- _What needs to be done_: Write each line out again exactly as written.

Dataset entries on figures
════════
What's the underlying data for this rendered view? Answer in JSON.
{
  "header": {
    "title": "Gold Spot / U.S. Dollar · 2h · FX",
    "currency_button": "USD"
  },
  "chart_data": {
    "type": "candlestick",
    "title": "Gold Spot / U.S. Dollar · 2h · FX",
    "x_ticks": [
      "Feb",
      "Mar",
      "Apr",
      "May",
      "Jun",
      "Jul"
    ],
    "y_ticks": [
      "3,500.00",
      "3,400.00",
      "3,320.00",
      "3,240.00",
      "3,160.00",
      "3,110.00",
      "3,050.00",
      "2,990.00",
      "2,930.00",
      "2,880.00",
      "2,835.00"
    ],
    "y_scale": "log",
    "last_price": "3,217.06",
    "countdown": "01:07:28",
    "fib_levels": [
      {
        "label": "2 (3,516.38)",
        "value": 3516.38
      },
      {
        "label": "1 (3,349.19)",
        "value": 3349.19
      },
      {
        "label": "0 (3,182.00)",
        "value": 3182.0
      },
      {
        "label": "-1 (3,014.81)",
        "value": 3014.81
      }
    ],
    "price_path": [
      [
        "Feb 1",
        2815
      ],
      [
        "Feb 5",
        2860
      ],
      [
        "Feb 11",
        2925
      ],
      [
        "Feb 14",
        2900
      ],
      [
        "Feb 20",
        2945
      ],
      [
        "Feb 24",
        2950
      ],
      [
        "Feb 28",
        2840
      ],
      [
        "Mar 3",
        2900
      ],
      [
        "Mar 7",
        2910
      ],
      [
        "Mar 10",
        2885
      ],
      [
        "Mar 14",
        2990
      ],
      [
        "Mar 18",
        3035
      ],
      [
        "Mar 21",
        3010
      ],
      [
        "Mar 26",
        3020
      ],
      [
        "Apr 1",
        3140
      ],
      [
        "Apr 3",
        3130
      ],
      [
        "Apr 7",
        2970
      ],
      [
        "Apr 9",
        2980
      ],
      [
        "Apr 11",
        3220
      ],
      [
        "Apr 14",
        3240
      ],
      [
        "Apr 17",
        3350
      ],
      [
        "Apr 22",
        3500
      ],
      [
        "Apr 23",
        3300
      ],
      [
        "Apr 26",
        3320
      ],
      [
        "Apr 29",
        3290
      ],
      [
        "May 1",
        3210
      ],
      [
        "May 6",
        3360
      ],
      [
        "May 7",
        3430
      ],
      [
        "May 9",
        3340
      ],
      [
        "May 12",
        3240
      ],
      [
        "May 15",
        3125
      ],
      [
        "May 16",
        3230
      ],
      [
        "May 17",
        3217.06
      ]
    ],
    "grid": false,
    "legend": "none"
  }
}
════════
- _Reply_:
What's the underlying data for this rendered view? Answer in JSON.
{
  "header": {
    "title": "Gold Spot / U.S. Dollar · 2h · FX",
    "currency_button": "USD"
  },
  "chart_data": {
    "type": "candlestick",
    "title": "Gold Spot / U.S. Dollar · 2h · FX",
    "x_ticks": [
      "Feb",
      "Mar",
      "Apr",
      "May",
      "Jun",
      "Jul"
    ],
    "y_ticks": [
      "3,500.00",
      "3,400.00",
      "3,320.00",
      "3,240.00",
      "3,160.00",
      "3,110.00",
      "3,050.00",
      "2,990.00",
      "2,930.00",
      "2,880.00",
      "2,835.00"
    ],
    "y_scale": "log",
    "last_price": "3,217.06",
    "countdown": "01:07:28",
    "fib_levels": [
      {
        "label": "2 (3,516.38)",
        "value": 3516.38
      },
      {
        "label": "1 (3,349.19)",
        "value": 3349.19
      },
      {
        "label": "0 (3,182.00)",
        "value": 3182.0
      },
      {
        "label": "-1 (3,014.81)",
        "value": 3014.81
      }
    ],
    "price_path": [
      [
        "Feb 1",
        2815
      ],
      [
        "Feb 5",
        2860
      ],
      [
        "Feb 11",
        2925
      ],
      [
        "Feb 14",
        2900
      ],
      [
        "Feb 20",
        2945
      ],
      [
        "Feb 24",
        2950
      ],
      [
        "Feb 28",
        2840
      ],
      [
        "Mar 3",
        2900
      ],
      [
        "Mar 7",
        2910
      ],
      [
        "Mar 10",
        2885
      ],
      [
        "Mar 14",
        2990
      ],
      [
        "Mar 18",
        3035
      ],
      [
        "Mar 21",
        3010
      ],
      [
        "Mar 26",
        3020
      ],
      [
        "Apr 1",
        3140
      ],
      [
        "Apr 3",
        3130
      ],
      [
        "Apr 7",
        2970
      ],
      [
        "Apr 9",
        2980
      ],
      [
        "Apr 11",
        3220
      ],
      [
        "Apr 14",
        3240
      ],
      [
        "Apr 17",
        3350
      ],
      [
        "Apr 22",
        3500
      ],
      [
        "Apr 23",
        3300
      ],
      [
        "Apr 26",
        3320
      ],
      [
        "Apr 29",
        3290
      ],
      [
        "May 1",
        3210
      ],
      [
        "May 6",
        3360
      ],
      [
        "May 7",
        3430
      ],
      [
        "May 9",
        3340
      ],
      [
        "May 12",
        3240
      ],
      [
        "May 15",
        3125
      ],
      [
        "May 16",
        3230
      ],
      [
        "May 17",
        3217.06
      ]
    ],
    "grid": false,
    "legend": "none"
  }
}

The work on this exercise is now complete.